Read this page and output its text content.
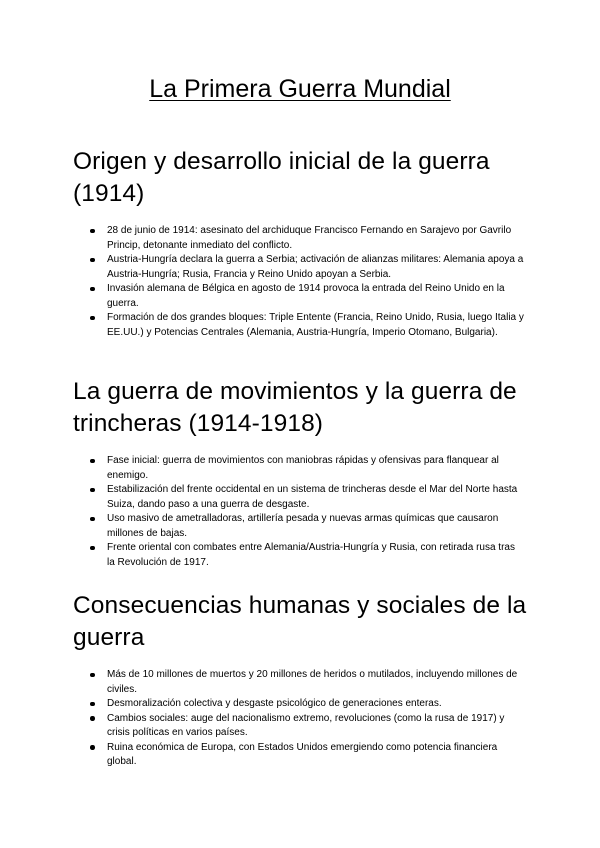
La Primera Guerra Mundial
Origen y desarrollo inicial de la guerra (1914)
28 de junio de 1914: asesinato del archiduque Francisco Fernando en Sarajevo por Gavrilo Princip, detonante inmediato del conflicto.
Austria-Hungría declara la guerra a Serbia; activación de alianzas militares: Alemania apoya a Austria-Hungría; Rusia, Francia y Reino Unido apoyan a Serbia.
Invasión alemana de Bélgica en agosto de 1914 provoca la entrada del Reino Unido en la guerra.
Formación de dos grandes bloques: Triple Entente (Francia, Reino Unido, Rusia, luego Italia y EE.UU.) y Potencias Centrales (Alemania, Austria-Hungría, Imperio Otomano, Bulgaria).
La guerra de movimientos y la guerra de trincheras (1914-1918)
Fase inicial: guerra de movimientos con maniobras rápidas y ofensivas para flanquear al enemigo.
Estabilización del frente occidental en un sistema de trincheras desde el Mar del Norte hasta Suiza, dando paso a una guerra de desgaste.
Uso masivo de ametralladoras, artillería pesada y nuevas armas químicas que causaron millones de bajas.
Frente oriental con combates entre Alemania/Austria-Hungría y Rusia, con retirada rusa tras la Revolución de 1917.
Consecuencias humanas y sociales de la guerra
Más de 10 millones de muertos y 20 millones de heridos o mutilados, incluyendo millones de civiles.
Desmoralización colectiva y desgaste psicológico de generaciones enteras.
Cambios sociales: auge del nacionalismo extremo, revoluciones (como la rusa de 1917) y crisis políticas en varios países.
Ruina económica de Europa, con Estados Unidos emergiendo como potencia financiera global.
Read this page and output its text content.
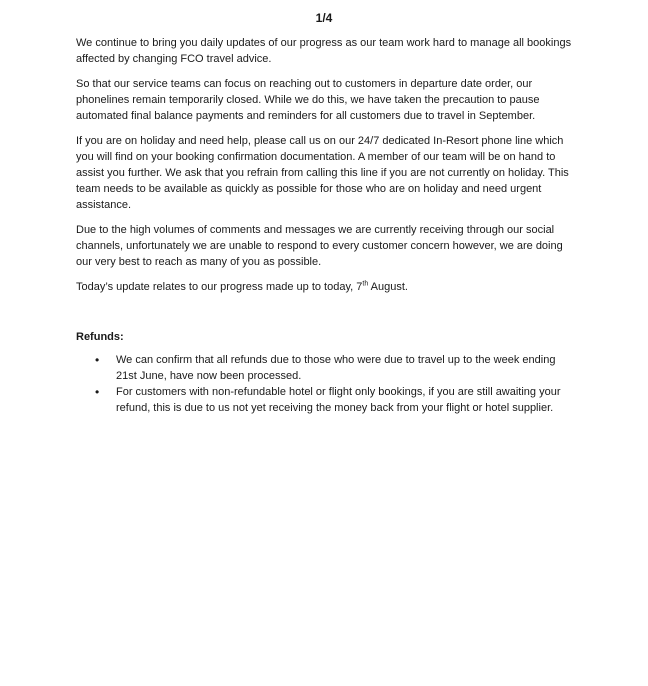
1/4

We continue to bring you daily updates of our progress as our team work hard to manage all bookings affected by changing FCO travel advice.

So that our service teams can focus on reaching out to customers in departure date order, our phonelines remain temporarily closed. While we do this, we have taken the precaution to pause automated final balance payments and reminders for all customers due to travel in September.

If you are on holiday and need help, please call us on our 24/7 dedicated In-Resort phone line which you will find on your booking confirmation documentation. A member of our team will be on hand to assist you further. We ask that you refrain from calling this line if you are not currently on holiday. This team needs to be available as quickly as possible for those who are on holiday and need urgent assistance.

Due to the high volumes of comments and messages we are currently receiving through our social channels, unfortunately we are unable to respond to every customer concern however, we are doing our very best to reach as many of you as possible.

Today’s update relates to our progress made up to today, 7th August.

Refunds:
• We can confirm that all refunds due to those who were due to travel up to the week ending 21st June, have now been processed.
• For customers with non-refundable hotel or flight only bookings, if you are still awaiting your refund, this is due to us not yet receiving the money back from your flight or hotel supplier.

════

REQUIREMENTS =>
Copy out each record shown above without alteration, skipping any picture.

RESULT =>
Read this page and output its text content.
La Primera Guerra Mundial
Origen y desarrollo inicial de la guerra (1914)
28 de junio de 1914: asesinato del archiduque Francisco Fernando en Sarajevo por Gavrilo Princip, detonante inmediato del conflicto.
Austria-Hungría declara la guerra a Serbia; activación de alianzas militares: Alemania apoya a Austria-Hungría; Rusia, Francia y Reino Unido apoyan a Serbia.
Invasión alemana de Bélgica en agosto de 1914 provoca la entrada del Reino Unido en la guerra.
Formación de dos grandes bloques: Triple Entente (Francia, Reino Unido, Rusia, luego Italia y EE.UU.) y Potencias Centrales (Alemania, Austria-Hungría, Imperio Otomano, Bulgaria).
La guerra de movimientos y la guerra de trincheras (1914-1918)
Fase inicial: guerra de movimientos con maniobras rápidas y ofensivas para flanquear al enemigo.
Estabilización del frente occidental en un sistema de trincheras desde el Mar del Norte hasta Suiza, dando paso a una guerra de desgaste.
Uso masivo de ametralladoras, artillería pesada y nuevas armas químicas que causaron millones de bajas.
Frente oriental con combates entre Alemania/Austria-Hungría y Rusia, con retirada rusa tras la Revolución de 1917.
Consecuencias humanas y sociales de la guerra
Más de 10 millones de muertos y 20 millones de heridos o mutilados, incluyendo millones de civiles.
Desmoralización colectiva y desgaste psicológico de generaciones enteras.
Cambios sociales: auge del nacionalismo extremo, revoluciones (como la rusa de 1917) y crisis políticas en varios países.
Ruina económica de Europa, con Estados Unidos emergiendo como potencia financiera global.
Read this page and output its text content.
1/4

We continue to bring you daily updates of our progress as our team work hard to manage all bookings affected by changing FCO travel advice.

So that our service teams can focus on reaching out to customers in departure date order, our phonelines remain temporarily closed. While we do this, we have taken the precaution to pause automated final balance payments and reminders for all customers due to travel in September.

If you are on holiday and need help, please call us on our 24/7 dedicated In-Resort phone line which you will find on your booking confirmation documentation. A member of our team will be on hand to assist you further. We ask that you refrain from calling this line if you are not currently on holiday. This team needs to be available as quickly as possible for those who are on holiday and need urgent assistance.

Due to the high volumes of comments and messages we are currently receiving through our social channels, unfortunately we are unable to respond to every customer concern however, we are doing our very best to reach as many of you as possible.

Today’s update relates to our progress made up to today, 7th August.

Refunds:
• We can confirm that all refunds due to those who were due to travel up to the week ending 21st June, have now been processed.
• For customers with non-refundable hotel or flight only bookings, if you are still awaiting your refund, this is due to us not yet receiving the money back from your flight or hotel supplier.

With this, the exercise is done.